__Your instructions__
Write out the records that appear below, verbatim and complete, but without pictures.

Data entries
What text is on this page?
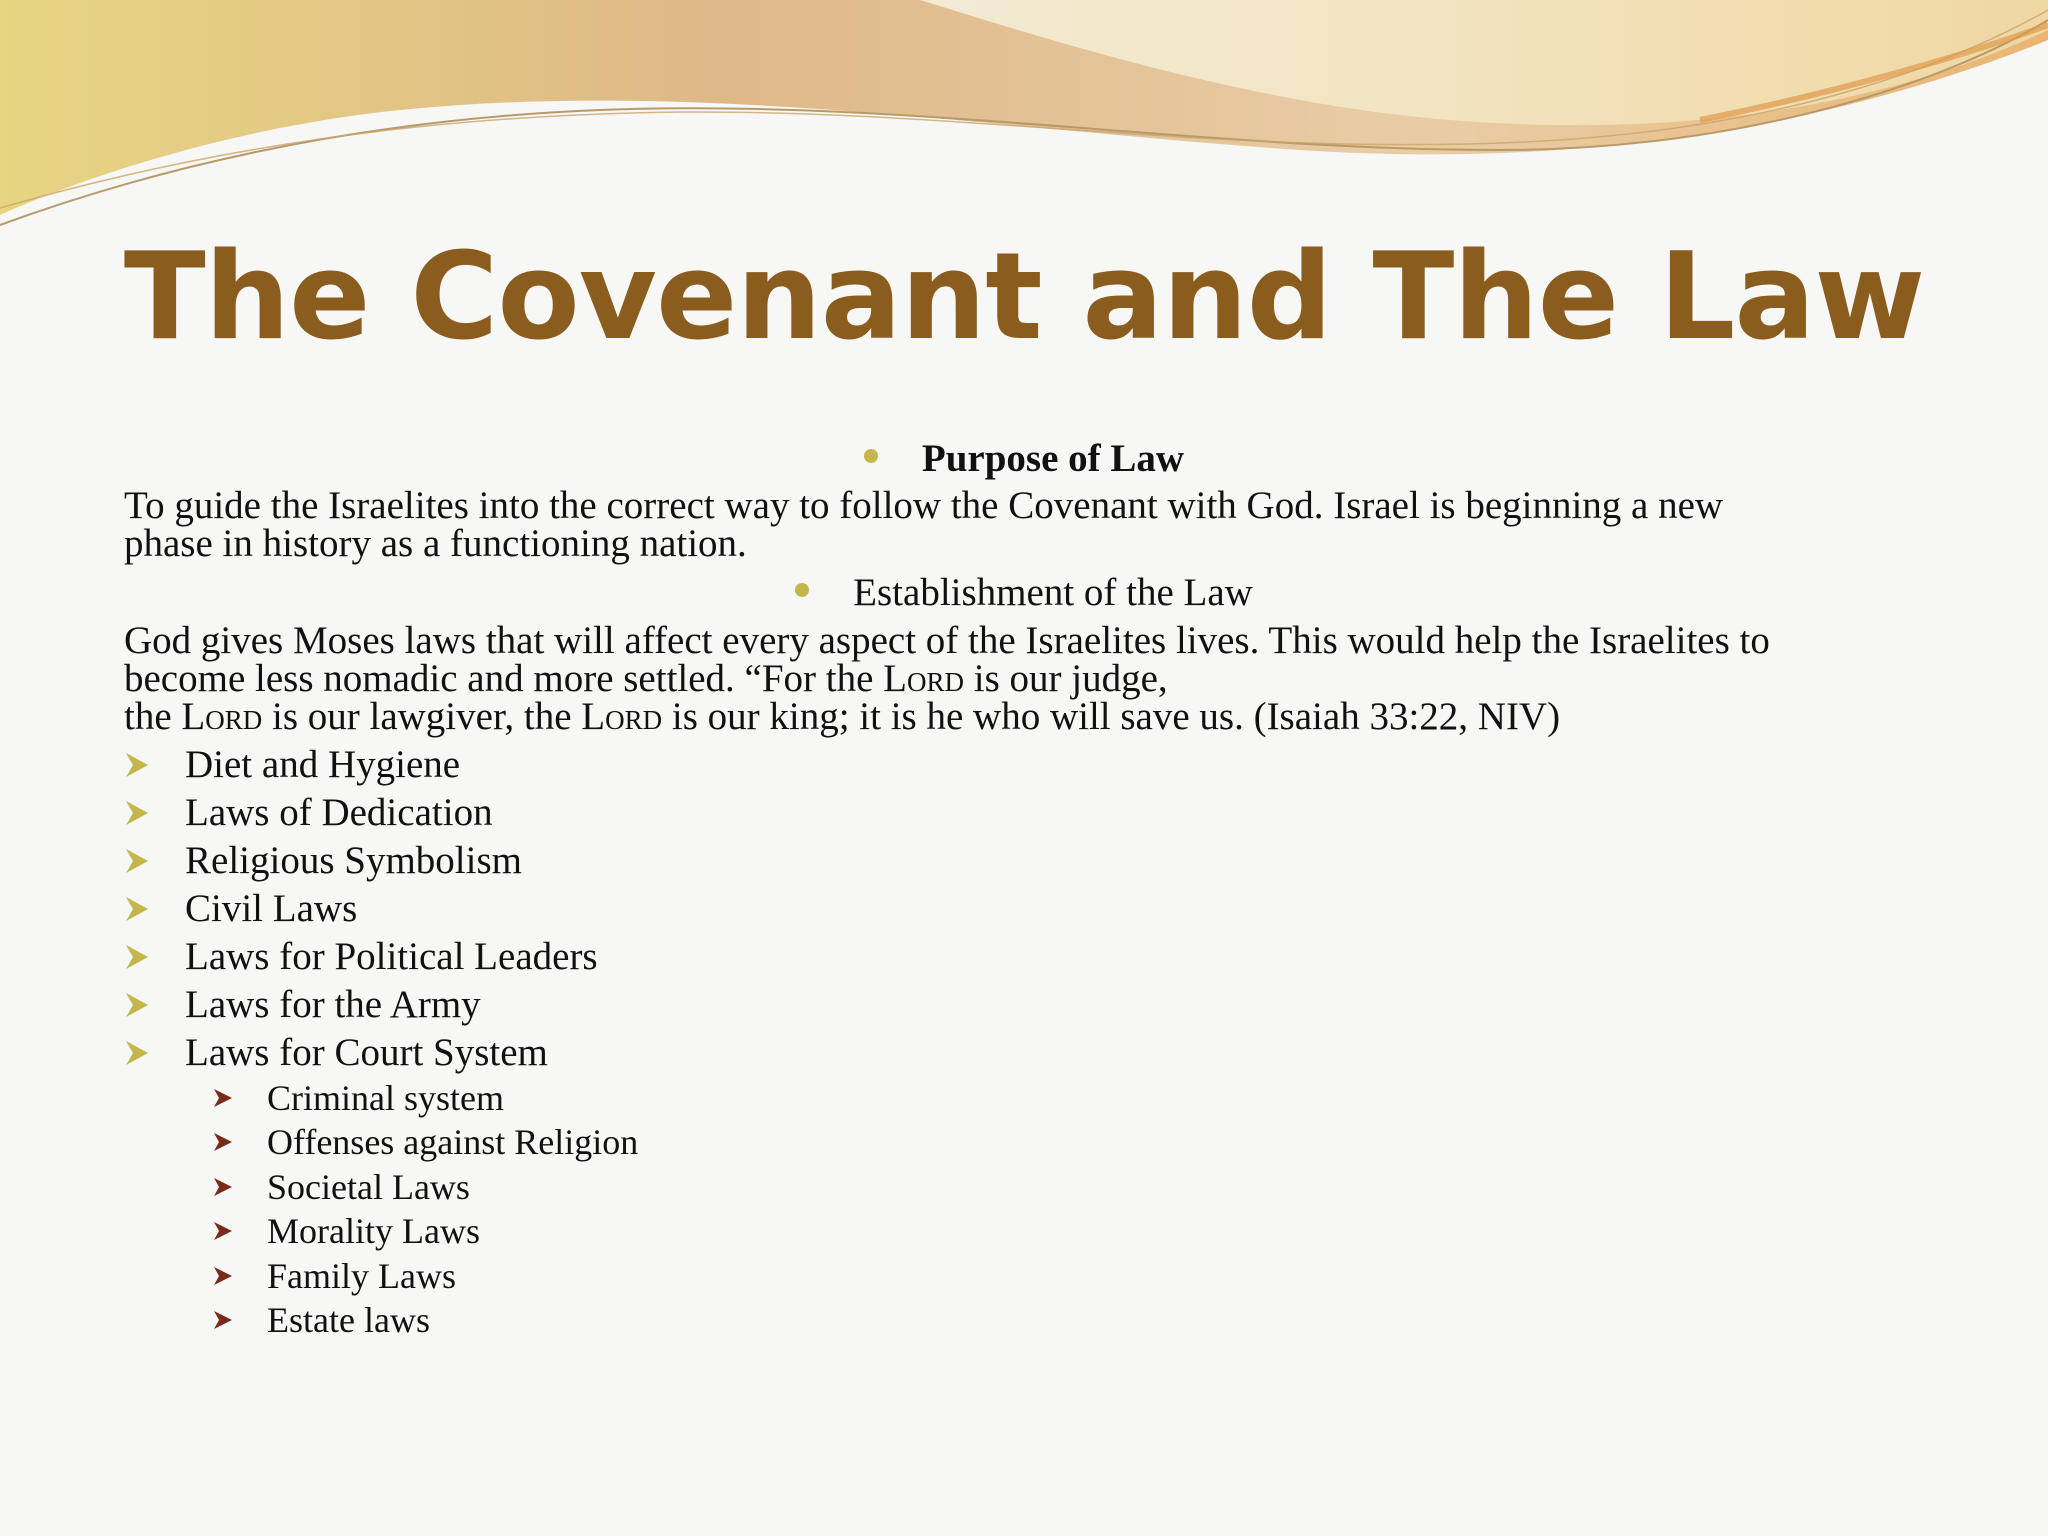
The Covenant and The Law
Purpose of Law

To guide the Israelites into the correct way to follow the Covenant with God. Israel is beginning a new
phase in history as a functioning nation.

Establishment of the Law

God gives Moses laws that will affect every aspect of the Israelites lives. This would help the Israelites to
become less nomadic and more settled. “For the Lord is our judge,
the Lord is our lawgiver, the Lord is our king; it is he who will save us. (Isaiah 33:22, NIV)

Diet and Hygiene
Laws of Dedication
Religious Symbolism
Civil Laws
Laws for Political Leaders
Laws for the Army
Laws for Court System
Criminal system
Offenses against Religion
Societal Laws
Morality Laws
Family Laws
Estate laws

__Result for this exercise__
What text is on this page?
The Covenant and The Law
Purpose of Law

To guide the Israelites into the correct way to follow the Covenant with God. Israel is beginning a new
phase in history as a functioning nation.

Establishment of the Law

God gives Moses laws that will affect every aspect of the Israelites lives. This would help the Israelites to
become less nomadic and more settled. “For the Lord is our judge,
the Lord is our lawgiver, the Lord is our king; it is he who will save us. (Isaiah 33:22, NIV)

Diet and Hygiene
Laws of Dedication
Religious Symbolism
Civil Laws
Laws for Political Leaders
Laws for the Army
Laws for Court System
Criminal system
Offenses against Religion
Societal Laws
Morality Laws
Family Laws
Estate laws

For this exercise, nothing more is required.